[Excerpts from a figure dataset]
+++
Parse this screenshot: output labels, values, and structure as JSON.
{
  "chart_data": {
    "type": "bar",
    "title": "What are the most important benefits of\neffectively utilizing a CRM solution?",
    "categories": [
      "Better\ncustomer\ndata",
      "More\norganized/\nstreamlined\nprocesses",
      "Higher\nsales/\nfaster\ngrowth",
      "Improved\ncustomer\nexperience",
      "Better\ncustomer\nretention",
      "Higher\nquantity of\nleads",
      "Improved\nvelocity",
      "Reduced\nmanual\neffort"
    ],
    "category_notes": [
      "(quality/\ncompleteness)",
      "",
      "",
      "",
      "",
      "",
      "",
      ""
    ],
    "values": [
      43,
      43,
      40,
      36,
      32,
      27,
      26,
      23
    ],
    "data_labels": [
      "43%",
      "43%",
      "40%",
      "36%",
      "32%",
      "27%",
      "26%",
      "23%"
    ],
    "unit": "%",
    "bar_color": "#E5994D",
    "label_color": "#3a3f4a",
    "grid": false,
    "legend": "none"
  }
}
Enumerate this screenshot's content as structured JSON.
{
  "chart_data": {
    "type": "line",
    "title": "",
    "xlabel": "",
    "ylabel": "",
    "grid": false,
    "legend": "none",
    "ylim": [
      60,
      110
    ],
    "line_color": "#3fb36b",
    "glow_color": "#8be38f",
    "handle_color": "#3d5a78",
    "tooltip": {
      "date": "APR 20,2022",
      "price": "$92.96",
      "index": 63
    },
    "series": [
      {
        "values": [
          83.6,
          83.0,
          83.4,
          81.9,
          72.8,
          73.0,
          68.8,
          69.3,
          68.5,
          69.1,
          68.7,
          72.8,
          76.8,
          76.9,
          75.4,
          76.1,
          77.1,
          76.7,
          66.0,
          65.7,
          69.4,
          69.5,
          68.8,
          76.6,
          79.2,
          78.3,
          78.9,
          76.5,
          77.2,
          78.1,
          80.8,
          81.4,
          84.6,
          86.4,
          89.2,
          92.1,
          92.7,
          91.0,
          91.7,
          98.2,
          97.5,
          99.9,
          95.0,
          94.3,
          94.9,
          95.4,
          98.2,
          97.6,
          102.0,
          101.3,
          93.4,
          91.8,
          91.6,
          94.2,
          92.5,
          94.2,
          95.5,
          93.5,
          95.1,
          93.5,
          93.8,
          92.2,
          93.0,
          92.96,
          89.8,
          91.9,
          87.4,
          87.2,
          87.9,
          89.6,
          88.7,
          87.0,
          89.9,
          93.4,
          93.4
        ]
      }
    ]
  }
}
+++
What to do: Transcribe every entry verbatim.

Response for this exercise:
Parse this screenshot: output labels, values, and structure as JSON.
{
  "chart_data": {
    "type": "bar",
    "title": "What are the most important benefits of\neffectively utilizing a CRM solution?",
    "categories": [
      "Better\ncustomer\ndata",
      "More\norganized/\nstreamlined\nprocesses",
      "Higher\nsales/\nfaster\ngrowth",
      "Improved\ncustomer\nexperience",
      "Better\ncustomer\nretention",
      "Higher\nquantity of\nleads",
      "Improved\nvelocity",
      "Reduced\nmanual\neffort"
    ],
    "category_notes": [
      "(quality/\ncompleteness)",
      "",
      "",
      "",
      "",
      "",
      "",
      ""
    ],
    "values": [
      43,
      43,
      40,
      36,
      32,
      27,
      26,
      23
    ],
    "data_labels": [
      "43%",
      "43%",
      "40%",
      "36%",
      "32%",
      "27%",
      "26%",
      "23%"
    ],
    "unit": "%",
    "bar_color": "#E5994D",
    "label_color": "#3a3f4a",
    "grid": false,
    "legend": "none"
  }
}
Enumerate this screenshot's content as structured JSON.
{
  "chart_data": {
    "type": "line",
    "title": "",
    "xlabel": "",
    "ylabel": "",
    "grid": false,
    "legend": "none",
    "ylim": [
      60,
      110
    ],
    "line_color": "#3fb36b",
    "glow_color": "#8be38f",
    "handle_color": "#3d5a78",
    "tooltip": {
      "date": "APR 20,2022",
      "price": "$92.96",
      "index": 63
    },
    "series": [
      {
        "values": [
          83.6,
          83.0,
          83.4,
          81.9,
          72.8,
          73.0,
          68.8,
          69.3,
          68.5,
          69.1,
          68.7,
          72.8,
          76.8,
          76.9,
          75.4,
          76.1,
          77.1,
          76.7,
          66.0,
          65.7,
          69.4,
          69.5,
          68.8,
          76.6,
          79.2,
          78.3,
          78.9,
          76.5,
          77.2,
          78.1,
          80.8,
          81.4,
          84.6,
          86.4,
          89.2,
          92.1,
          92.7,
          91.0,
          91.7,
          98.2,
          97.5,
          99.9,
          95.0,
          94.3,
          94.9,
          95.4,
          98.2,
          97.6,
          102.0,
          101.3,
          93.4,
          91.8,
          91.6,
          94.2,
          92.5,
          94.2,
          95.5,
          93.5,
          95.1,
          93.5,
          93.8,
          92.2,
          93.0,
          92.96,
          89.8,
          91.9,
          87.4,
          87.2,
          87.9,
          89.6,
          88.7,
          87.0,
          89.9,
          93.4,
          93.4
        ]
      }
    ]
  }
}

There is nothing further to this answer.